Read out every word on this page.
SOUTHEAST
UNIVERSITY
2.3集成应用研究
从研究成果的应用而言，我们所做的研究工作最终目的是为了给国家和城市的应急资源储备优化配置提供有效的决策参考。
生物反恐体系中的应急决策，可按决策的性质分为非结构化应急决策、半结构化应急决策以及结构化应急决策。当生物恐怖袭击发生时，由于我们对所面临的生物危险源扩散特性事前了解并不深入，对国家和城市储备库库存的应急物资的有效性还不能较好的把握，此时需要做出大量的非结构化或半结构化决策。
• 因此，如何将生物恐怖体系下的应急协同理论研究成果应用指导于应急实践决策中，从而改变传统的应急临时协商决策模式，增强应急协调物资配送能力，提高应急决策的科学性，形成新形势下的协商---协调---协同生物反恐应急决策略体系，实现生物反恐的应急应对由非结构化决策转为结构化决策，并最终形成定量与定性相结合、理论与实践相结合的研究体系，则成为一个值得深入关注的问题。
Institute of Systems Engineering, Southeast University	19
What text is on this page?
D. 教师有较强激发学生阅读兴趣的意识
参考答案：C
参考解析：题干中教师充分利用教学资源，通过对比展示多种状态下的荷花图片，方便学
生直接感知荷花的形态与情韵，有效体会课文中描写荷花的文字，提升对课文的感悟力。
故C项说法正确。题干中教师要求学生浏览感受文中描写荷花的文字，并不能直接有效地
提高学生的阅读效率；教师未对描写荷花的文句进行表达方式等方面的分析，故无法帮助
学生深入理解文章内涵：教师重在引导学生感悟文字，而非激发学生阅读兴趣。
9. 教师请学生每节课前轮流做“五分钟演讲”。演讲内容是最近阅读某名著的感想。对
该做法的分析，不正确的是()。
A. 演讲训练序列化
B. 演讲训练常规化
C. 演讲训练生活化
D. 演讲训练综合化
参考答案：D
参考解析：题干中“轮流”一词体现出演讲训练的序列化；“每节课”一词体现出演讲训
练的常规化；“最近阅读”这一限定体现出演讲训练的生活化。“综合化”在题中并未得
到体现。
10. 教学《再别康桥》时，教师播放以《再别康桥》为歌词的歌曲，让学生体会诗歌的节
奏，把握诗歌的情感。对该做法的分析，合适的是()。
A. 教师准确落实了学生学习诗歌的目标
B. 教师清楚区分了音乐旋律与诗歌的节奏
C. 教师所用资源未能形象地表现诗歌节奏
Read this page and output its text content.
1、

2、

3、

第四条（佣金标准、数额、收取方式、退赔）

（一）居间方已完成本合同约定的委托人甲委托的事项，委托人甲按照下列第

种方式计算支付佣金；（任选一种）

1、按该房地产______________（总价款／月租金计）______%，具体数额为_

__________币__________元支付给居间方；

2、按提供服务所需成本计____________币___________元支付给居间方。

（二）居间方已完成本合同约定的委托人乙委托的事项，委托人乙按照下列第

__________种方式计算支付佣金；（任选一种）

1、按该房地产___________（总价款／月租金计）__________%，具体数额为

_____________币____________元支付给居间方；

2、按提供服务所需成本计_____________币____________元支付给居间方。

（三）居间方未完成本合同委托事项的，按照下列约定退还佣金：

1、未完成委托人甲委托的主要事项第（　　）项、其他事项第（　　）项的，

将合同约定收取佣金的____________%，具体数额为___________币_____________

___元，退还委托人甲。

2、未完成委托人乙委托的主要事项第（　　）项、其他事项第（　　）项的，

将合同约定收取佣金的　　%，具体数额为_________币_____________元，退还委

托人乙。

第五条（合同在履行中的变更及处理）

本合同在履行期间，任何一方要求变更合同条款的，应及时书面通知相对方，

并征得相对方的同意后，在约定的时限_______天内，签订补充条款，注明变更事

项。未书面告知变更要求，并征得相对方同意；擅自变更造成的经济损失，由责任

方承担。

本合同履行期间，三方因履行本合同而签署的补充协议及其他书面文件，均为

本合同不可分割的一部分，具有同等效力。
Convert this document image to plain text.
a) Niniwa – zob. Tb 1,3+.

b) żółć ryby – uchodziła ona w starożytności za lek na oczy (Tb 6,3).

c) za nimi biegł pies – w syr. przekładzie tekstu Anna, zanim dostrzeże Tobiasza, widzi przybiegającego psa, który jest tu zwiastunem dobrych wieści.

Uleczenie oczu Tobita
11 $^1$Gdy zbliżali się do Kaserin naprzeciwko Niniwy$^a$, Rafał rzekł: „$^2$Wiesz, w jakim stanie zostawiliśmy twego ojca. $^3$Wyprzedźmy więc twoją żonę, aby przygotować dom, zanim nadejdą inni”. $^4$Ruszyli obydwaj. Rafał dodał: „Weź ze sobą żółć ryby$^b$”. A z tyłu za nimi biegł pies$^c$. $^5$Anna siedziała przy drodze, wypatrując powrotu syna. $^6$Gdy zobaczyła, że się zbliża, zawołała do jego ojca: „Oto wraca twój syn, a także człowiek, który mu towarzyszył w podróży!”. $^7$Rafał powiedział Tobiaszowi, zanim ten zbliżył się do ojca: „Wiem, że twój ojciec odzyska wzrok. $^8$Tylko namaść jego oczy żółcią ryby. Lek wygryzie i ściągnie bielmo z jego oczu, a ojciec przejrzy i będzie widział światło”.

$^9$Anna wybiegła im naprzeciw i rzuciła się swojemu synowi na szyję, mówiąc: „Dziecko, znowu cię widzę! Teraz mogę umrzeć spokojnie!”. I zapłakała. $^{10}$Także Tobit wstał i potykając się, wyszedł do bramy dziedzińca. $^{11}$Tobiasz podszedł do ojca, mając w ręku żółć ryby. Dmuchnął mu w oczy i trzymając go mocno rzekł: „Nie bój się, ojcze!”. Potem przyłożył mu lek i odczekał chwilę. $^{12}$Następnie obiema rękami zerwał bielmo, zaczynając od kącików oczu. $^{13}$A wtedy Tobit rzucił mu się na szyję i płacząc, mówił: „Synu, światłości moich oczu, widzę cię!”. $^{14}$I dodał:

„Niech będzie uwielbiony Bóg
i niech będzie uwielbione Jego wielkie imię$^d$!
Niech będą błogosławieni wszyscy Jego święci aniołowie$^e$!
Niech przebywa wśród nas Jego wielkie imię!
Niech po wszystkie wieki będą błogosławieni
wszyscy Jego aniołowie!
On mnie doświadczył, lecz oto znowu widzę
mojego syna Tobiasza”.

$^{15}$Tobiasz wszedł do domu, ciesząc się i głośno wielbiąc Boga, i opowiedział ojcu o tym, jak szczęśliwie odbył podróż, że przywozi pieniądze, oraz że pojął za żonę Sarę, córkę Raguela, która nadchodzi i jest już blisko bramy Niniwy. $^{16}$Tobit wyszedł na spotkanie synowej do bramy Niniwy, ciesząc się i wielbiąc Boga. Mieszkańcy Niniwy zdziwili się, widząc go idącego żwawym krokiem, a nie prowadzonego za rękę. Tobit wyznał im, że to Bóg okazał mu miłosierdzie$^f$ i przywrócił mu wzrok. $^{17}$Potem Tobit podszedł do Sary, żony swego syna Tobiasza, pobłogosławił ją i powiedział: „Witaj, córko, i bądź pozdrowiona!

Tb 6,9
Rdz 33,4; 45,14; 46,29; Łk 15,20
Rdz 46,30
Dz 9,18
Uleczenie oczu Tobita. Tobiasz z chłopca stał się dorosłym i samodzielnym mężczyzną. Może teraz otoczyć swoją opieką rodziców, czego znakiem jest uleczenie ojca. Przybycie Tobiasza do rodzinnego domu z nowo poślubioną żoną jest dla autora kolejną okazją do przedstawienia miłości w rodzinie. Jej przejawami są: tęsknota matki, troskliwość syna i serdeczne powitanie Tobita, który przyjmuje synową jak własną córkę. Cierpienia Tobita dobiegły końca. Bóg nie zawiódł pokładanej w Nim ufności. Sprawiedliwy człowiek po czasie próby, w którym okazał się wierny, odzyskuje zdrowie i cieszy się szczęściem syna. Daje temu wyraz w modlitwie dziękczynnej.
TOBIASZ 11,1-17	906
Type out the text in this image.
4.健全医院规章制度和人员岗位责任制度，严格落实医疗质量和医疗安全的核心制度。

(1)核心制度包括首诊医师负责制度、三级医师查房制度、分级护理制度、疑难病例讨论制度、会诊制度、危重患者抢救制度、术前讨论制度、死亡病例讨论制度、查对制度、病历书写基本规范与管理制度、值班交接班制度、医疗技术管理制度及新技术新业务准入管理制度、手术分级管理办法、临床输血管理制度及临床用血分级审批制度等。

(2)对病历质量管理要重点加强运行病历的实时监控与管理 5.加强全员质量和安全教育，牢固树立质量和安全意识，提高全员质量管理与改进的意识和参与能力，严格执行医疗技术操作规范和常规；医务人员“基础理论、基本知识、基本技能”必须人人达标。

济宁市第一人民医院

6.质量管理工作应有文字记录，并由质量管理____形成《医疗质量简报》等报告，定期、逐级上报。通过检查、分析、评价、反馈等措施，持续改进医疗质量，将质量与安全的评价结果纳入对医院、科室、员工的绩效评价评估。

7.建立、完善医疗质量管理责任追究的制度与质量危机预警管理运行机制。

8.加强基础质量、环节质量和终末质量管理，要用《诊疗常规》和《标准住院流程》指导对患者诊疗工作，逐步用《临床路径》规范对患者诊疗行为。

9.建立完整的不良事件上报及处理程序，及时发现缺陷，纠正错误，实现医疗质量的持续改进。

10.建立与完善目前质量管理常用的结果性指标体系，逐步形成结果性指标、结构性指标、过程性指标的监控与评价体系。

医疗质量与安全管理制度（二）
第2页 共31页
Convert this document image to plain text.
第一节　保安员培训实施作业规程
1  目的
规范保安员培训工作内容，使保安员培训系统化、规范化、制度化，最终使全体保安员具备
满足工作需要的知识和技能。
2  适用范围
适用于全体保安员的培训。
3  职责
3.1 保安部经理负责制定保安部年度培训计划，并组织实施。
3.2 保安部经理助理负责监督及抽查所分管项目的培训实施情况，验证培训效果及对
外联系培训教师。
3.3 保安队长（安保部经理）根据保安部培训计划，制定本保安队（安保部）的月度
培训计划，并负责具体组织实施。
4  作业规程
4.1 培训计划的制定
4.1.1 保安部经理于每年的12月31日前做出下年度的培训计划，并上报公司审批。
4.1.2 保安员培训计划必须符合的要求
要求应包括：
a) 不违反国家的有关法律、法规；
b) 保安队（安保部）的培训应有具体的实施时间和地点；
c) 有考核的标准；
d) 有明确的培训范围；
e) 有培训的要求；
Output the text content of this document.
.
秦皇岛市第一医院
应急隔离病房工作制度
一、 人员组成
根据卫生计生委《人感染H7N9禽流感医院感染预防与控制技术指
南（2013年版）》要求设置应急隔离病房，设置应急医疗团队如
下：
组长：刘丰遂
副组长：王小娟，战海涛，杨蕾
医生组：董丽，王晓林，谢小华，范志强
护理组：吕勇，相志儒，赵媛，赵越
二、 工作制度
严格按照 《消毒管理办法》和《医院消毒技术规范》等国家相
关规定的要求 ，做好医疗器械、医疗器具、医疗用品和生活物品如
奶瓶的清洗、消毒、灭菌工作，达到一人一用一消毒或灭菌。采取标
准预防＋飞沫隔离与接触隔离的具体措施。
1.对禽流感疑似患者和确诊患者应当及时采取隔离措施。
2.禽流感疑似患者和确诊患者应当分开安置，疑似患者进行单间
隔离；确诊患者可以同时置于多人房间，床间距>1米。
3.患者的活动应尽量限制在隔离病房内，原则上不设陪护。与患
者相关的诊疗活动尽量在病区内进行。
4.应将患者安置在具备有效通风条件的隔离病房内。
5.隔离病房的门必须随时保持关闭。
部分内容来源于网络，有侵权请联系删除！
= = =
Copy out every line of the data that includes the word "błogosławieni".

Niech będą błogosławieni wszyscy Jego święci aniołowie$^e$!
Niech po wszystkie wieki będą błogosławieni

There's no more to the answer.